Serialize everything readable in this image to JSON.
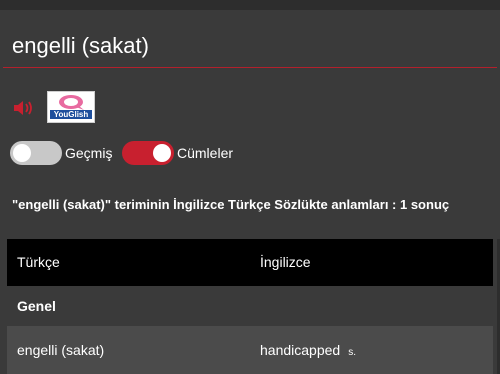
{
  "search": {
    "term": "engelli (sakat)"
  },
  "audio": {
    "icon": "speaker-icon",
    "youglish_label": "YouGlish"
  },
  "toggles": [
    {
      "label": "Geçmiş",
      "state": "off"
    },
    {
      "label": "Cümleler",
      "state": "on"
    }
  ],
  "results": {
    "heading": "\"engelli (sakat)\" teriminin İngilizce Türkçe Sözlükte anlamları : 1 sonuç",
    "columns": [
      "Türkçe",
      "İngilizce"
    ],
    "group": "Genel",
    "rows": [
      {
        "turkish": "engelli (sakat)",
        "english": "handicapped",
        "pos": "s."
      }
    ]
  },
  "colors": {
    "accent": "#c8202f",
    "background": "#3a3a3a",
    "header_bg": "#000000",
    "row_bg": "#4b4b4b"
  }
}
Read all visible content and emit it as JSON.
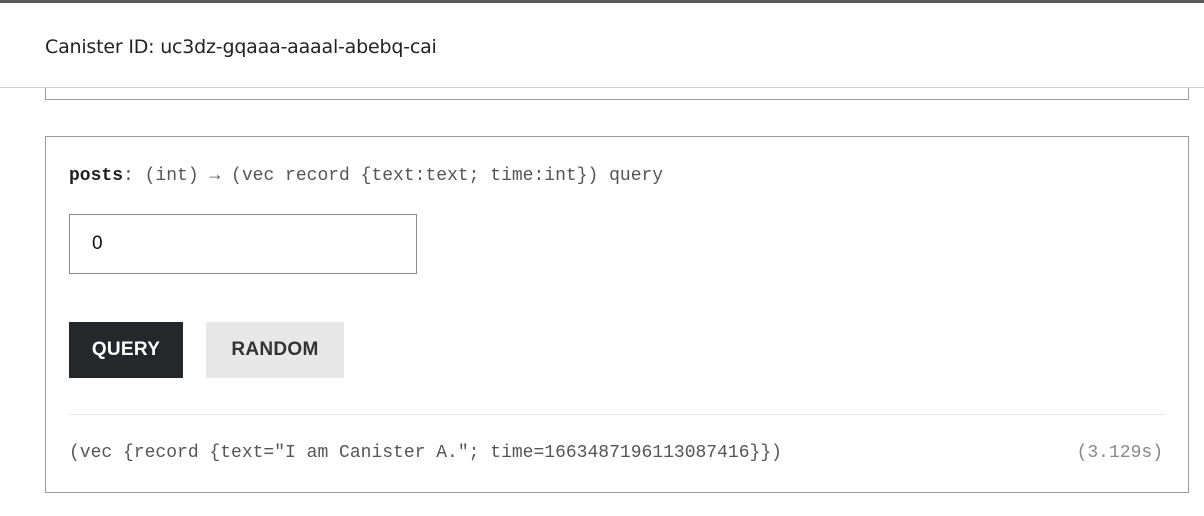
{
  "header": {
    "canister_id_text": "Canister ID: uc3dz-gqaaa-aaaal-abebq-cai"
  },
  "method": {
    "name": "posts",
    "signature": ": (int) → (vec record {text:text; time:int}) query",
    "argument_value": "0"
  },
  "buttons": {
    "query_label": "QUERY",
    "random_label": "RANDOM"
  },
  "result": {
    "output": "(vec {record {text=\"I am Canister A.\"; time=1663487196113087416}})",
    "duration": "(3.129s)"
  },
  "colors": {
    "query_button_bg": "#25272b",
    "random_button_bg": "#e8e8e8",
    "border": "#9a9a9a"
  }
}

····················

Print out the material word for word, omitting the pictures.

## EXERCISE OUTPUT
Serialize everything readable in this image to JSON.
{
  "search": {
    "term": "engelli (sakat)"
  },
  "audio": {
    "icon": "speaker-icon",
    "youglish_label": "YouGlish"
  },
  "toggles": [
    {
      "label": "Geçmiş",
      "state": "off"
    },
    {
      "label": "Cümleler",
      "state": "on"
    }
  ],
  "results": {
    "heading": "\"engelli (sakat)\" teriminin İngilizce Türkçe Sözlükte anlamları : 1 sonuç",
    "columns": [
      "Türkçe",
      "İngilizce"
    ],
    "group": "Genel",
    "rows": [
      {
        "turkish": "engelli (sakat)",
        "english": "handicapped",
        "pos": "s."
      }
    ]
  },
  "colors": {
    "accent": "#c8202f",
    "background": "#3a3a3a",
    "header_bg": "#000000",
    "row_bg": "#4b4b4b"
  }
}
Read all visible content and emit it as JSON.
{
  "header": {
    "canister_id_text": "Canister ID: uc3dz-gqaaa-aaaal-abebq-cai"
  },
  "method": {
    "name": "posts",
    "signature": ": (int) → (vec record {text:text; time:int}) query",
    "argument_value": "0"
  },
  "buttons": {
    "query_label": "QUERY",
    "random_label": "RANDOM"
  },
  "result": {
    "output": "(vec {record {text=\"I am Canister A.\"; time=1663487196113087416}})",
    "duration": "(3.129s)"
  },
  "colors": {
    "query_button_bg": "#25272b",
    "random_button_bg": "#e8e8e8",
    "border": "#9a9a9a"
  }
}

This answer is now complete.